* begin Extracted records *

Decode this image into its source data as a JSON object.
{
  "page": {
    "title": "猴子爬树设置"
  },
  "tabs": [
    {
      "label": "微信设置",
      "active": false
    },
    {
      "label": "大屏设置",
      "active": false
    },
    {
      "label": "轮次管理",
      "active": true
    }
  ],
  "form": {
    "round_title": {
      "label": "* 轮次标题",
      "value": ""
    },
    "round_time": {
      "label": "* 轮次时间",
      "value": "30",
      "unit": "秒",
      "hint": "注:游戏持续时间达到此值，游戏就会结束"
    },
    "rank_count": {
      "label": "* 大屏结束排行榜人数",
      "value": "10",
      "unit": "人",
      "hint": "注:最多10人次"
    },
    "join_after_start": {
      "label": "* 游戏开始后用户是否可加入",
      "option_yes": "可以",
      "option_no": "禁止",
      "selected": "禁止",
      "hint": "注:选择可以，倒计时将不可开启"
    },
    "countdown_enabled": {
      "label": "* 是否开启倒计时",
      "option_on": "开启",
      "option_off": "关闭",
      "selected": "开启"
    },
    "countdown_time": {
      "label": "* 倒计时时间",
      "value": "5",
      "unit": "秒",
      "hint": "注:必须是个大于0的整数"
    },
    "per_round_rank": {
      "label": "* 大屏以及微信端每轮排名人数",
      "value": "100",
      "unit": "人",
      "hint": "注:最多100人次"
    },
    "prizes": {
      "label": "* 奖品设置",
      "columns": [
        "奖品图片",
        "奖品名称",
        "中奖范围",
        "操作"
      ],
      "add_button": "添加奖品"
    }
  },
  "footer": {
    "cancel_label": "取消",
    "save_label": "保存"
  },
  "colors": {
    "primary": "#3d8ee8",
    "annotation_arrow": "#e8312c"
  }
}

* end Extracted records *

**Stated exercise**: Retype the records in full. Keep every line identical to the original.

**Written reply**:
Decode this image into its source data as a JSON object.
{
  "page": {
    "title": "猴子爬树设置"
  },
  "tabs": [
    {
      "label": "微信设置",
      "active": false
    },
    {
      "label": "大屏设置",
      "active": false
    },
    {
      "label": "轮次管理",
      "active": true
    }
  ],
  "form": {
    "round_title": {
      "label": "* 轮次标题",
      "value": ""
    },
    "round_time": {
      "label": "* 轮次时间",
      "value": "30",
      "unit": "秒",
      "hint": "注:游戏持续时间达到此值，游戏就会结束"
    },
    "rank_count": {
      "label": "* 大屏结束排行榜人数",
      "value": "10",
      "unit": "人",
      "hint": "注:最多10人次"
    },
    "join_after_start": {
      "label": "* 游戏开始后用户是否可加入",
      "option_yes": "可以",
      "option_no": "禁止",
      "selected": "禁止",
      "hint": "注:选择可以，倒计时将不可开启"
    },
    "countdown_enabled": {
      "label": "* 是否开启倒计时",
      "option_on": "开启",
      "option_off": "关闭",
      "selected": "开启"
    },
    "countdown_time": {
      "label": "* 倒计时时间",
      "value": "5",
      "unit": "秒",
      "hint": "注:必须是个大于0的整数"
    },
    "per_round_rank": {
      "label": "* 大屏以及微信端每轮排名人数",
      "value": "100",
      "unit": "人",
      "hint": "注:最多100人次"
    },
    "prizes": {
      "label": "* 奖品设置",
      "columns": [
        "奖品图片",
        "奖品名称",
        "中奖范围",
        "操作"
      ],
      "add_button": "添加奖品"
    }
  },
  "footer": {
    "cancel_label": "取消",
    "save_label": "保存"
  },
  "colors": {
    "primary": "#3d8ee8",
    "annotation_arrow": "#e8312c"
  }
}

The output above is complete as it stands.